YOUR GOAL >>
Carry none of the pictures over; write out the complete data exactly.

DATASET CONTENT >>
=-=-=
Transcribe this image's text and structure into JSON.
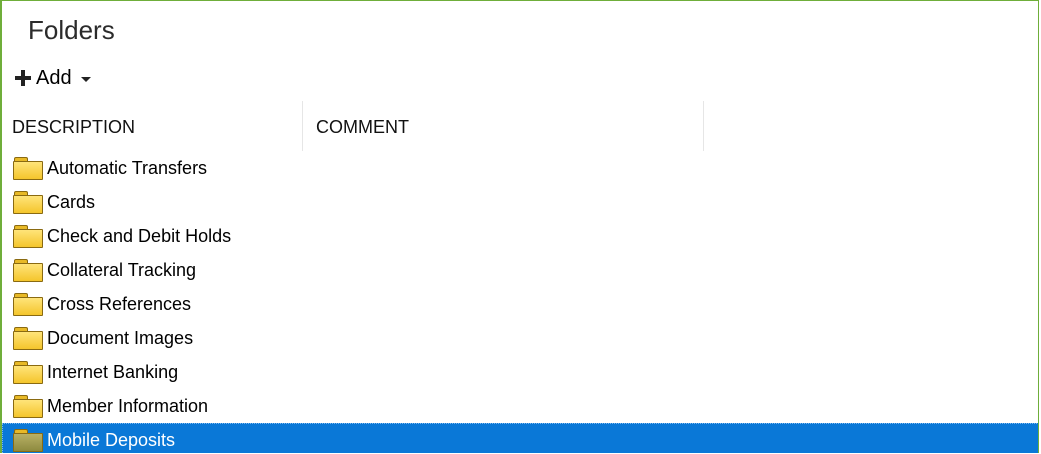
{
  "panel": {
    "title": "Folders",
    "border_color": "#6fae3a"
  },
  "toolbar": {
    "add_label": "Add",
    "add_icon": "plus-icon",
    "dropdown_icon": "caret-down-icon"
  },
  "grid": {
    "columns": [
      "DESCRIPTION",
      "COMMENT"
    ],
    "rows": [
      {
        "description": "Automatic Transfers",
        "comment": "",
        "selected": false
      },
      {
        "description": "Cards",
        "comment": "",
        "selected": false
      },
      {
        "description": "Check and Debit Holds",
        "comment": "",
        "selected": false
      },
      {
        "description": "Collateral Tracking",
        "comment": "",
        "selected": false
      },
      {
        "description": "Cross References",
        "comment": "",
        "selected": false
      },
      {
        "description": "Document Images",
        "comment": "",
        "selected": false
      },
      {
        "description": "Internet Banking",
        "comment": "",
        "selected": false
      },
      {
        "description": "Member Information",
        "comment": "",
        "selected": false
      },
      {
        "description": "Mobile Deposits",
        "comment": "",
        "selected": true
      }
    ],
    "row_icon": "folder-icon",
    "selection_color": "#0a78d7"
  }
}
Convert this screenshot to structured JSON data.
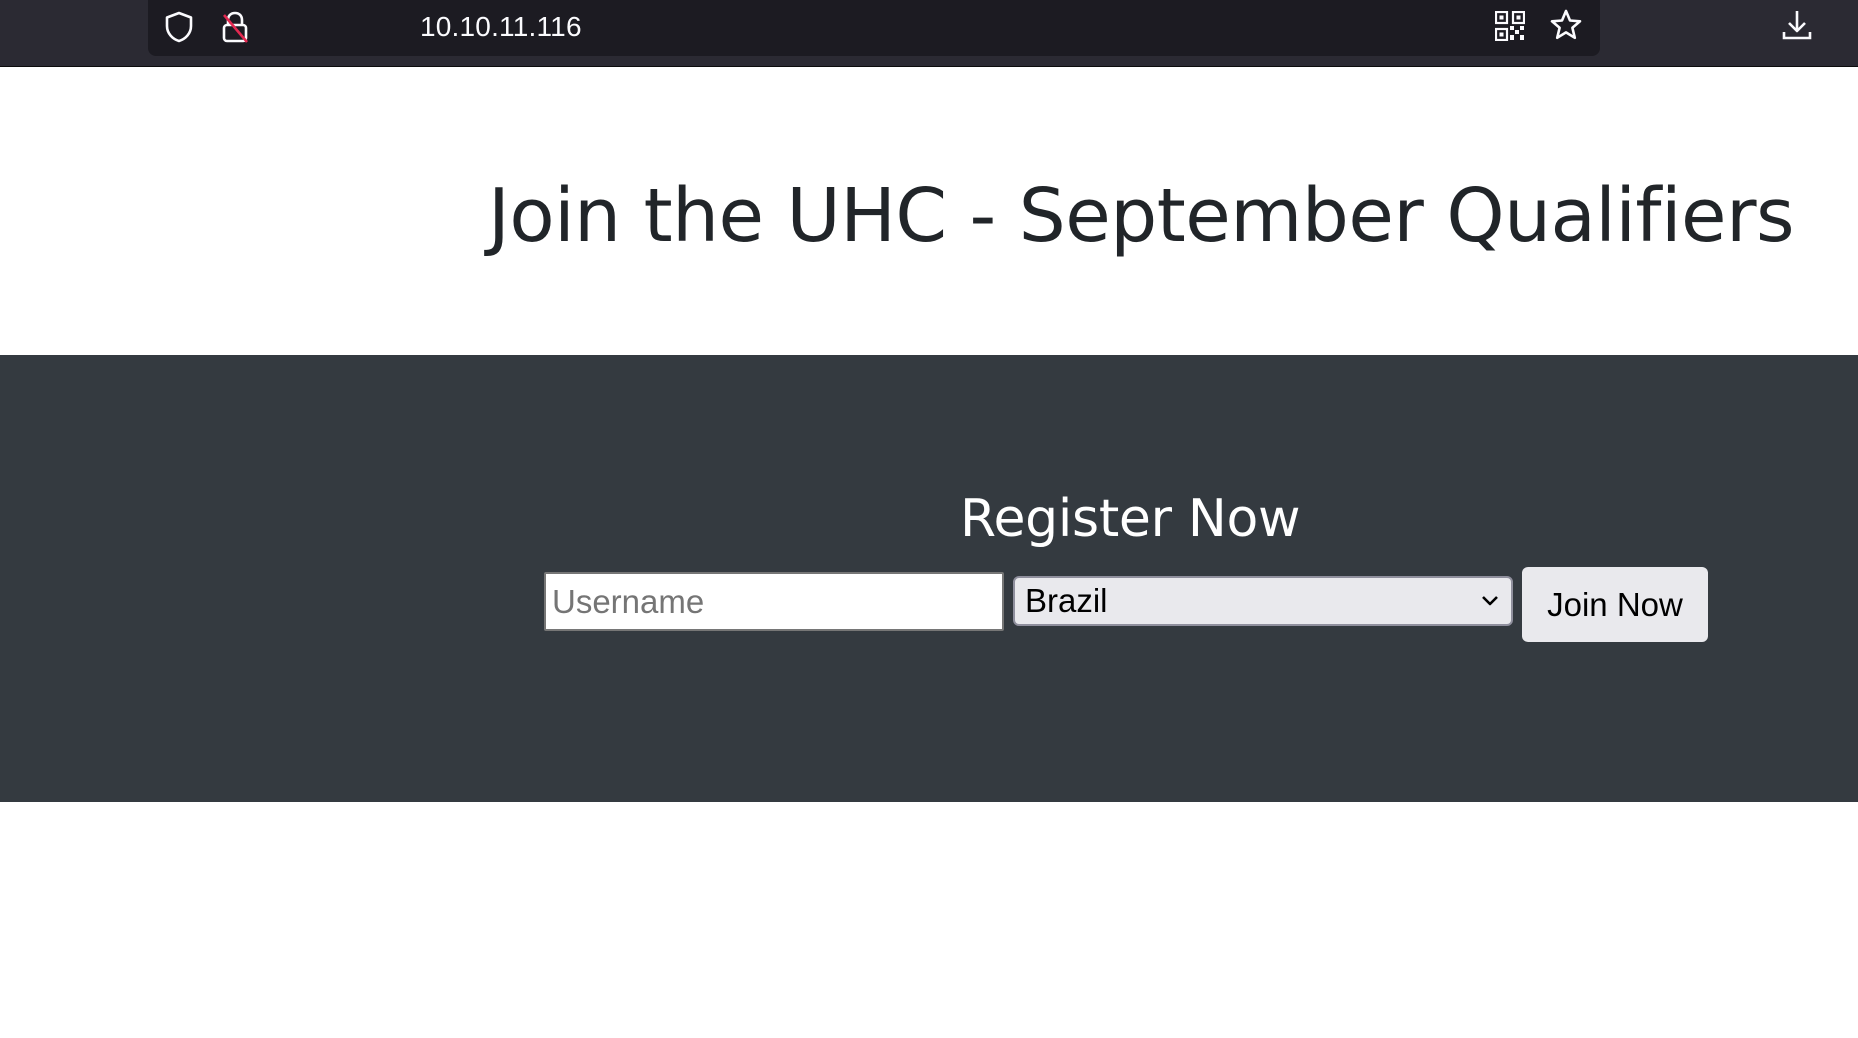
{
  "browser": {
    "url": "10.10.11.116",
    "icons": {
      "tracking_protection": "shield-icon",
      "insecure_connection": "lock-slash-icon",
      "qr_code": "qr-code-icon",
      "bookmark": "star-icon",
      "downloads": "download-icon"
    }
  },
  "page": {
    "title": "Join the UHC - September Qualifiers",
    "band_color": "#343a40"
  },
  "register": {
    "heading": "Register Now",
    "username_placeholder": "Username",
    "username_value": "",
    "country_selected": "Brazil",
    "join_label": "Join Now"
  }
}
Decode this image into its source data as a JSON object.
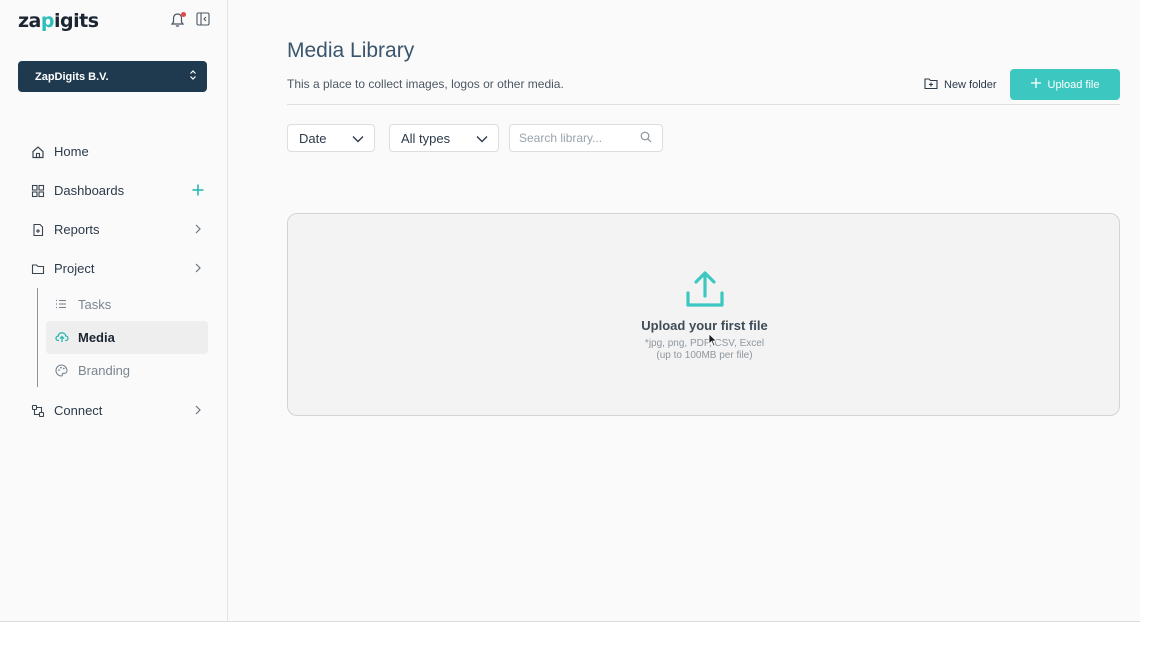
{
  "brand": {
    "logo_pre": "za",
    "logo_accent": "p",
    "logo_post": "igits"
  },
  "organization": {
    "name": "ZapDigits B.V."
  },
  "nav": {
    "home": "Home",
    "dashboards": "Dashboards",
    "reports": "Reports",
    "project": "Project",
    "sub": {
      "tasks": "Tasks",
      "media": "Media",
      "branding": "Branding"
    },
    "connect": "Connect"
  },
  "page": {
    "title": "Media Library",
    "subtitle": "This a place to collect images, logos or other media.",
    "new_folder": "New folder",
    "upload_file": "Upload file"
  },
  "filters": {
    "date": "Date",
    "types": "All types",
    "search_placeholder": "Search library..."
  },
  "dropzone": {
    "title": "Upload your first file",
    "formats": "*jpg, png, PDF, CSV, Excel",
    "limit": "(up to 100MB per file)"
  },
  "colors": {
    "accent": "#3cc8c0",
    "org_bg": "#1f3a4f",
    "title": "#3a556c"
  },
  "icons": [
    "bell-icon",
    "collapse-sidebar-icon",
    "home-icon",
    "grid-icon",
    "report-icon",
    "folder-icon",
    "list-icon",
    "cloud-upload-icon",
    "palette-icon",
    "connect-icon",
    "new-folder-icon",
    "plus-icon",
    "chevron-down-icon",
    "search-icon",
    "upload-icon"
  ]
}
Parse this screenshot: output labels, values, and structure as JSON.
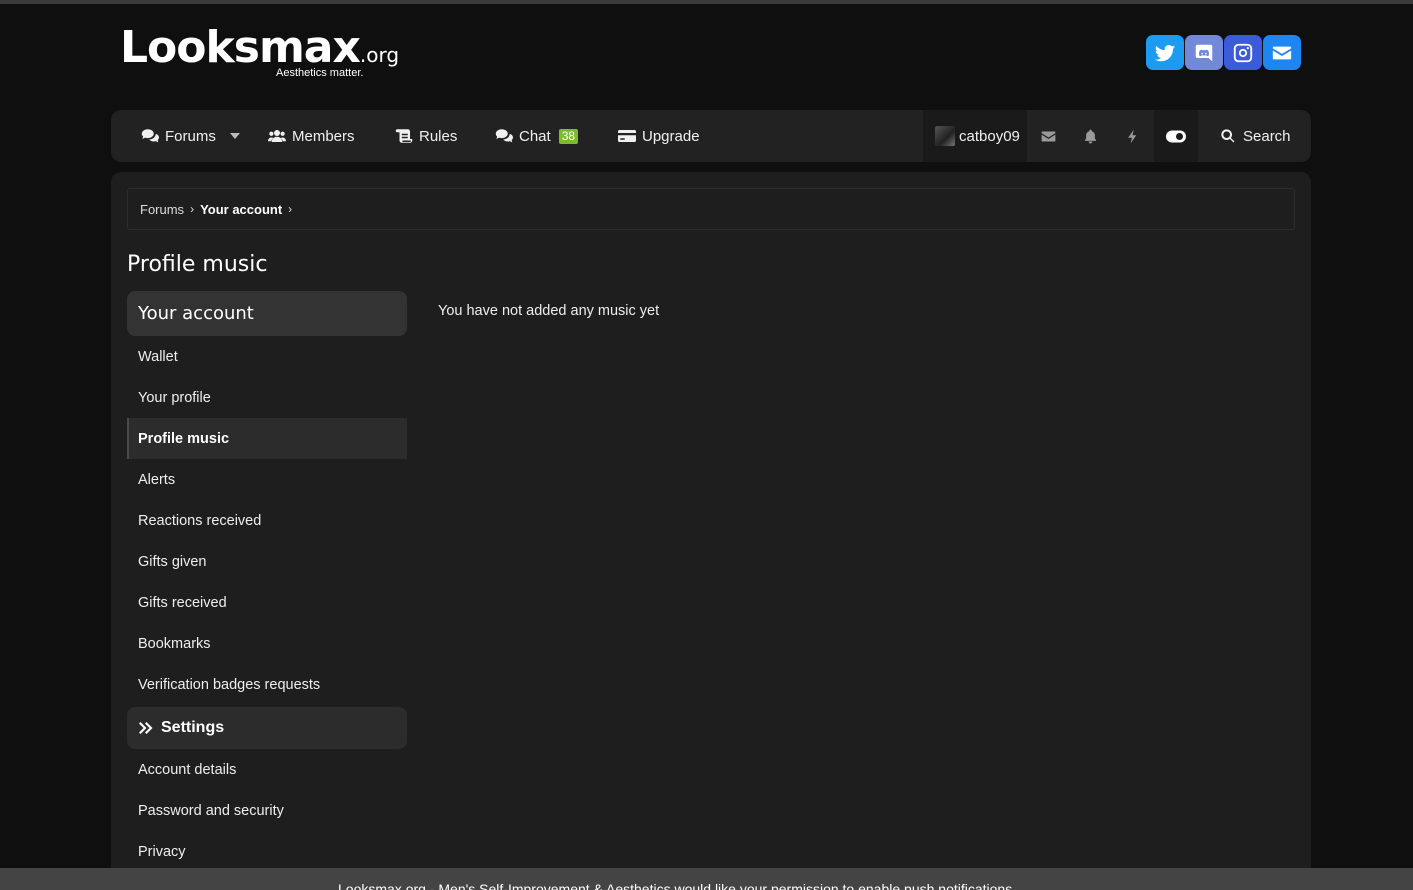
{
  "logo": {
    "main": "Looksmax",
    "suffix": ".org",
    "tagline": "Aesthetics matter."
  },
  "socials": [
    {
      "name": "twitter",
      "color": "#1d9bf0"
    },
    {
      "name": "discord",
      "color": "#5865f2"
    },
    {
      "name": "instagram",
      "color": "#3b5bdb"
    },
    {
      "name": "email",
      "color": "#1d86f0"
    }
  ],
  "nav": {
    "forums": "Forums",
    "members": "Members",
    "rules": "Rules",
    "chat": "Chat",
    "chat_badge": "38",
    "upgrade": "Upgrade",
    "username": "catboy09",
    "search": "Search"
  },
  "breadcrumb": {
    "root": "Forums",
    "current": "Your account"
  },
  "page": {
    "title": "Profile music",
    "empty_message": "You have not added any music yet"
  },
  "sidebar": {
    "section1": "Your account",
    "items1": [
      "Wallet",
      "Your profile",
      "Profile music",
      "Alerts",
      "Reactions received",
      "Gifts given",
      "Gifts received",
      "Bookmarks",
      "Verification badges requests"
    ],
    "section2": "Settings",
    "items2": [
      "Account details",
      "Password and security",
      "Privacy"
    ]
  },
  "footer": {
    "text": "Looksmax.org - Men's Self-Improvement & Aesthetics would like your permission to",
    "link": "enable push notifications."
  },
  "colors": {
    "accent_badge": "#7cbb2c",
    "background": "#0f0f0f",
    "panel": "#1e1e1e"
  }
}
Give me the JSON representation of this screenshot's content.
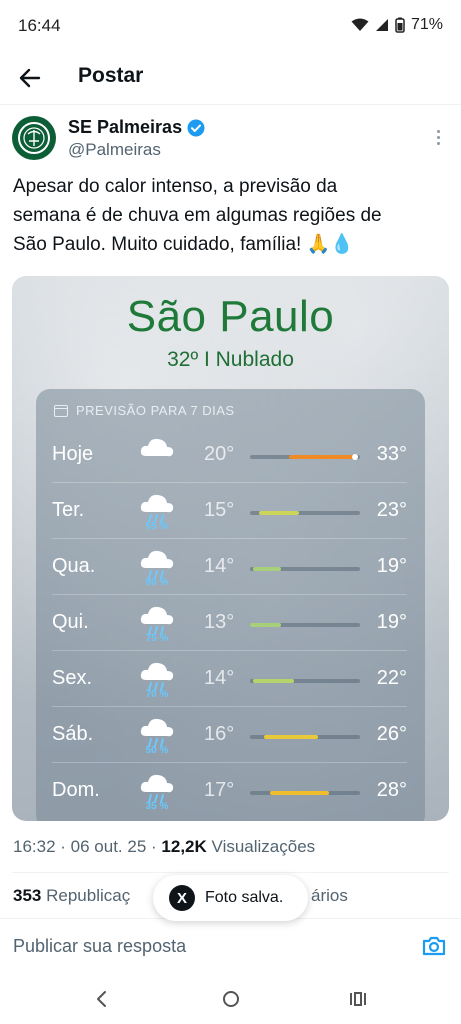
=-=-=
THE REPLY >>
Transcribe this image's text and structure into JSON.
{
  "panel": {
    "title": "Folders",
    "border_color": "#6fae3a"
  },
  "toolbar": {
    "add_label": "Add",
    "add_icon": "plus-icon",
    "dropdown_icon": "caret-down-icon"
  },
  "grid": {
    "columns": [
      "DESCRIPTION",
      "COMMENT"
    ],
    "rows": [
      {
        "description": "Automatic Transfers",
        "comment": "",
        "selected": false
      },
      {
        "description": "Cards",
        "comment": "",
        "selected": false
      },
      {
        "description": "Check and Debit Holds",
        "comment": "",
        "selected": false
      },
      {
        "description": "Collateral Tracking",
        "comment": "",
        "selected": false
      },
      {
        "description": "Cross References",
        "comment": "",
        "selected": false
      },
      {
        "description": "Document Images",
        "comment": "",
        "selected": false
      },
      {
        "description": "Internet Banking",
        "comment": "",
        "selected": false
      },
      {
        "description": "Member Information",
        "comment": "",
        "selected": false
      },
      {
        "description": "Mobile Deposits",
        "comment": "",
        "selected": true
      }
    ],
    "row_icon": "folder-icon",
    "selection_color": "#0a78d7"
  }
}
Convert this screenshot to structured JSON data.
{
  "browser": {
    "url": "10.10.11.116",
    "icons": {
      "tracking_protection": "shield-icon",
      "insecure_connection": "lock-slash-icon",
      "qr_code": "qr-code-icon",
      "bookmark": "star-icon",
      "downloads": "download-icon"
    }
  },
  "page": {
    "title": "Join the UHC - September Qualifiers",
    "band_color": "#343a40"
  },
  "register": {
    "heading": "Register Now",
    "username_placeholder": "Username",
    "username_value": "",
    "country_selected": "Brazil",
    "join_label": "Join Now"
  }
}
Decode this image into its source data as a JSON object.
{
  "brand": {
    "logo_pre": "za",
    "logo_accent": "p",
    "logo_post": "igits"
  },
  "organization": {
    "name": "ZapDigits B.V."
  },
  "nav": {
    "home": "Home",
    "dashboards": "Dashboards",
    "reports": "Reports",
    "project": "Project",
    "sub": {
      "tasks": "Tasks",
      "media": "Media",
      "branding": "Branding"
    },
    "connect": "Connect"
  },
  "page": {
    "title": "Media Library",
    "subtitle": "This a place to collect images, logos or other media.",
    "new_folder": "New folder",
    "upload_file": "Upload file"
  },
  "filters": {
    "date": "Date",
    "types": "All types",
    "search_placeholder": "Search library..."
  },
  "dropzone": {
    "title": "Upload your first file",
    "formats": "*jpg, png, PDF, CSV, Excel",
    "limit": "(up to 100MB per file)"
  },
  "colors": {
    "accent": "#3cc8c0",
    "org_bg": "#1f3a4f",
    "title": "#3a556c"
  },
  "icons": [
    "bell-icon",
    "collapse-sidebar-icon",
    "home-icon",
    "grid-icon",
    "report-icon",
    "folder-icon",
    "list-icon",
    "cloud-upload-icon",
    "palette-icon",
    "connect-icon",
    "new-folder-icon",
    "plus-icon",
    "chevron-down-icon",
    "search-icon",
    "upload-icon"
  ]
}
Parse this screenshot: output labels, values, and structure as JSON.
{
  "logo": {
    "main": "Looksmax",
    "suffix": ".org",
    "tagline": "Aesthetics matter."
  },
  "socials": [
    {
      "name": "twitter",
      "color": "#1d9bf0"
    },
    {
      "name": "discord",
      "color": "#5865f2"
    },
    {
      "name": "instagram",
      "color": "#3b5bdb"
    },
    {
      "name": "email",
      "color": "#1d86f0"
    }
  ],
  "nav": {
    "forums": "Forums",
    "members": "Members",
    "rules": "Rules",
    "chat": "Chat",
    "chat_badge": "38",
    "upgrade": "Upgrade",
    "username": "catboy09",
    "search": "Search"
  },
  "breadcrumb": {
    "root": "Forums",
    "current": "Your account"
  },
  "page": {
    "title": "Profile music",
    "empty_message": "You have not added any music yet"
  },
  "sidebar": {
    "section1": "Your account",
    "items1": [
      "Wallet",
      "Your profile",
      "Profile music",
      "Alerts",
      "Reactions received",
      "Gifts given",
      "Gifts received",
      "Bookmarks",
      "Verification badges requests"
    ],
    "section2": "Settings",
    "items2": [
      "Account details",
      "Password and security",
      "Privacy"
    ]
  },
  "footer": {
    "text": "Looksmax.org - Men's Self-Improvement & Aesthetics would like your permission to",
    "link": "enable push notifications."
  },
  "colors": {
    "accent_badge": "#7cbb2c",
    "background": "#0f0f0f",
    "panel": "#1e1e1e"
  }
}
Give me the JSON representation of this screenshot's content.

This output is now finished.